(Dataset entries)

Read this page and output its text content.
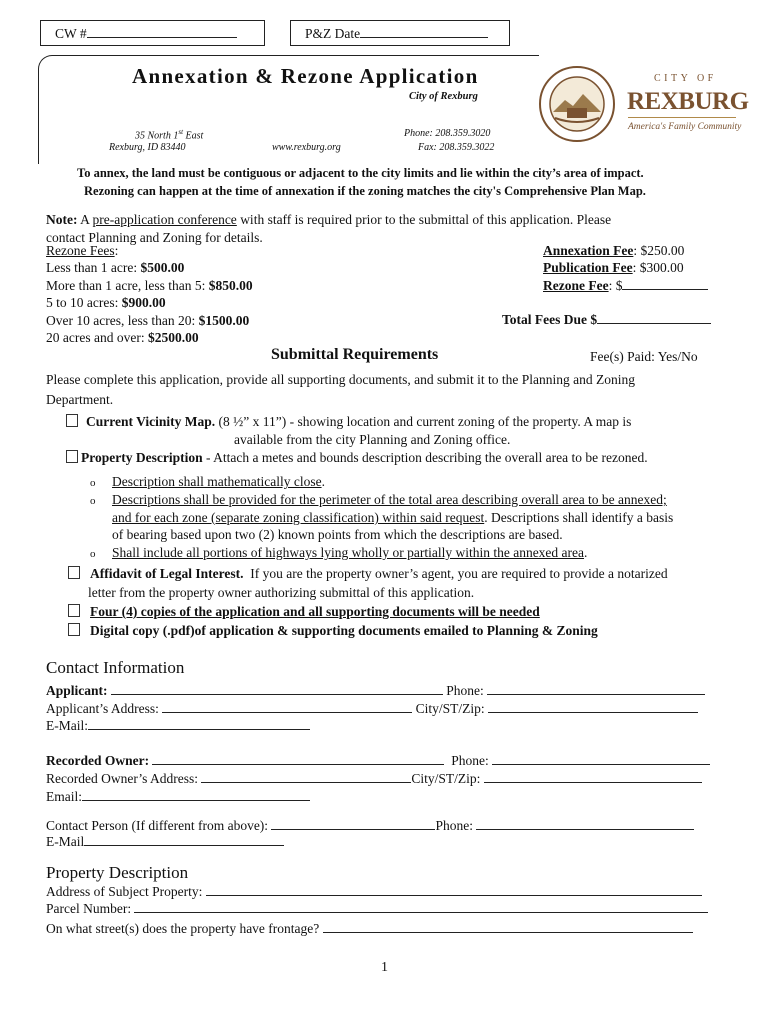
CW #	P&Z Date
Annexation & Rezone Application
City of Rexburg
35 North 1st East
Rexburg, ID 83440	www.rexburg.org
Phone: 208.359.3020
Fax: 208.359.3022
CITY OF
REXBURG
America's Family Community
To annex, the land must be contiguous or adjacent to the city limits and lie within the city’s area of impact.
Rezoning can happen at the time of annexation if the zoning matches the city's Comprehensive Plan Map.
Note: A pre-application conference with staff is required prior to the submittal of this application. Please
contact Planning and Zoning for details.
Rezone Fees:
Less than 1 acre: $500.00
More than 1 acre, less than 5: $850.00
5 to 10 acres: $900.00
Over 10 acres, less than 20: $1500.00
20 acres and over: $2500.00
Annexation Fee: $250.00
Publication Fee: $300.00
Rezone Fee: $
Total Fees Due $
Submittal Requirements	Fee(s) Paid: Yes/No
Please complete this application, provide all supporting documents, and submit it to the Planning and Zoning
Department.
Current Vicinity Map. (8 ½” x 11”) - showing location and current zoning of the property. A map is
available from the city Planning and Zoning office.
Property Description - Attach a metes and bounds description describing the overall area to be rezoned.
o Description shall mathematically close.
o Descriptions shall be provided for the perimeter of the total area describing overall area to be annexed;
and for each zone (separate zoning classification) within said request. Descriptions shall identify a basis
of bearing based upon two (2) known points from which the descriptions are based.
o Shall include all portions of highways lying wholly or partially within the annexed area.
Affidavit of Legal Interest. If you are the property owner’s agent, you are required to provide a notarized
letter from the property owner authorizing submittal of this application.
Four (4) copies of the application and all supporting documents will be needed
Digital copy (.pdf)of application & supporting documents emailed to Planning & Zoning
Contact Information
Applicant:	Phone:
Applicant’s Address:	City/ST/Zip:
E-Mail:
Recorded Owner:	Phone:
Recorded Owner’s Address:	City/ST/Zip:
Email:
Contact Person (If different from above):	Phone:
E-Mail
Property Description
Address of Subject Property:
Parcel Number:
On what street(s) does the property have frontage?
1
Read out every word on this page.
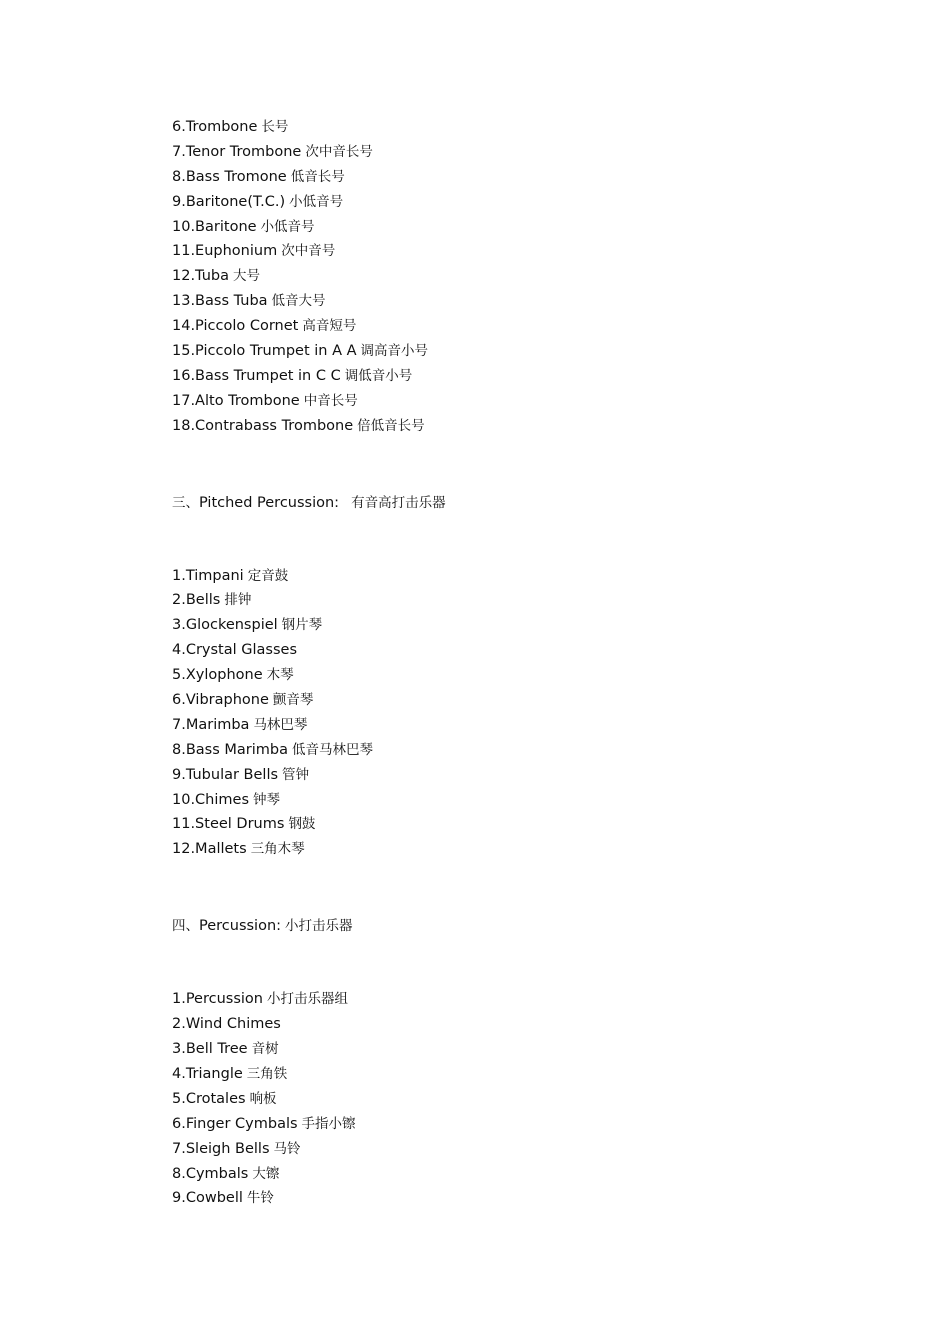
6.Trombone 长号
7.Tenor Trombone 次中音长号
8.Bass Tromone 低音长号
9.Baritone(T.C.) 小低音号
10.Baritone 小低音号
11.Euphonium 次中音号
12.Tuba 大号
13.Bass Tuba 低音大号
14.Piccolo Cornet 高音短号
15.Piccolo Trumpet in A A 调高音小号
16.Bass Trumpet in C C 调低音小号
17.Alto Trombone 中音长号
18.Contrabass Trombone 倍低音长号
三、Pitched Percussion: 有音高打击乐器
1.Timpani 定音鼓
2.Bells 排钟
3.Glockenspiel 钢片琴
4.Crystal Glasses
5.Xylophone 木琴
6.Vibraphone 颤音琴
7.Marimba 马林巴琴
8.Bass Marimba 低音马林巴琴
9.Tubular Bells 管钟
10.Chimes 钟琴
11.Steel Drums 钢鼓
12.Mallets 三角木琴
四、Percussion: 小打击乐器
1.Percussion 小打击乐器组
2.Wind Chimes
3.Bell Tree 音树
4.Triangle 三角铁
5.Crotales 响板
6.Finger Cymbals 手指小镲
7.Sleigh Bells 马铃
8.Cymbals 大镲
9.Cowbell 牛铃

- _YOUR INSTRUCTIONS_:
Return each line in the records that holds the string "Trombone".

- _PROBLEM SOLUTION_:
6.Trombone 长号
7.Tenor Trombone 次中音长号
17.Alto Trombone 中音长号
18.Contrabass Trombone 倍低音长号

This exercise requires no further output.